GOAL
Go through the entries below and collect each line with the string "Physics" in it.

EXCERPTED RECORDS

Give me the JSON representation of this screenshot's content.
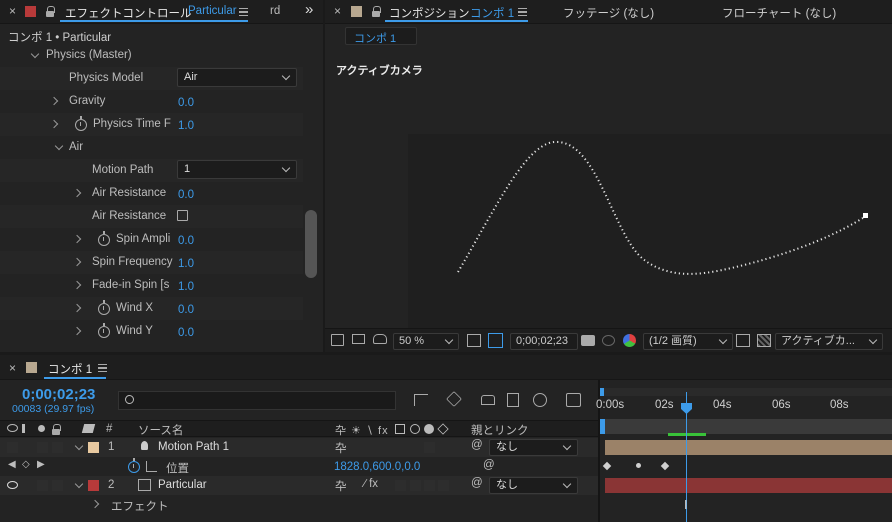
{
  "effects_panel": {
    "tab_title": "エフェクトコントロール",
    "tab_effect": "Particular",
    "tab_overflow": "rd",
    "more_glyph": "»",
    "breadcrumb": "コンポ 1 • Particular",
    "group_label": "Physics (Master)",
    "rows": [
      {
        "label": "Physics Model",
        "value": "Air"
      },
      {
        "label": "Gravity",
        "value": "0.0"
      },
      {
        "label": "Physics Time F",
        "value": "1.0"
      },
      {
        "label": "Air",
        "value": ""
      },
      {
        "label": "Motion Path",
        "value": "1"
      },
      {
        "label": "Air Resistance",
        "value": "0.0"
      },
      {
        "label": "Air Resistance",
        "value": ""
      },
      {
        "label": "Spin Ampli",
        "value": "0.0"
      },
      {
        "label": "Spin Frequency",
        "value": "1.0"
      },
      {
        "label": "Fade-in Spin [s",
        "value": "1.0"
      },
      {
        "label": "Wind X",
        "value": "0.0"
      },
      {
        "label": "Wind Y",
        "value": "0.0"
      }
    ]
  },
  "comp_panel": {
    "tab_title": "コンポジション",
    "tab_comp": "コンポ 1",
    "tab_footage": "フッテージ (なし)",
    "tab_flowchart": "フローチャート (なし)",
    "comp_chip": "コンポ 1",
    "camera_label": "アクティブカメラ",
    "zoom": "50 %",
    "timecode": "0;00;02;23",
    "resolution": "(1/2 画質)",
    "camera_select": "アクティブカ..."
  },
  "timeline": {
    "tab_title": "コンポ 1",
    "timecode": "0;00;02;23",
    "frame_info": "00083 (29.97 fps)",
    "search_placeholder": "",
    "header": {
      "hash": "#",
      "source_name": "ソース名",
      "parent_link": "親とリンク"
    },
    "layers": [
      {
        "index": "1",
        "name": "Motion Path 1",
        "parent": "なし"
      },
      {
        "index": "2",
        "name": "Particular",
        "parent": "なし"
      }
    ],
    "position_label": "位置",
    "position_value": "1828.0,600.0,0.0",
    "effect_label": "エフェクト",
    "ruler": [
      "0:00s",
      "02s",
      "04s",
      "06s",
      "08s"
    ]
  },
  "colors": {
    "accent_blue": "#3d9be9",
    "layer1_color": "#e8c9a0",
    "layer2_color": "#b83a3a",
    "layer1_bar": "#9b8268",
    "layer2_bar": "#8a3535",
    "work_area_green": "#39c239"
  }
}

THE SOLUTION
    "group_label": "Physics (Master)",
        "label": "Physics Model",
        "label": "Physics Time F",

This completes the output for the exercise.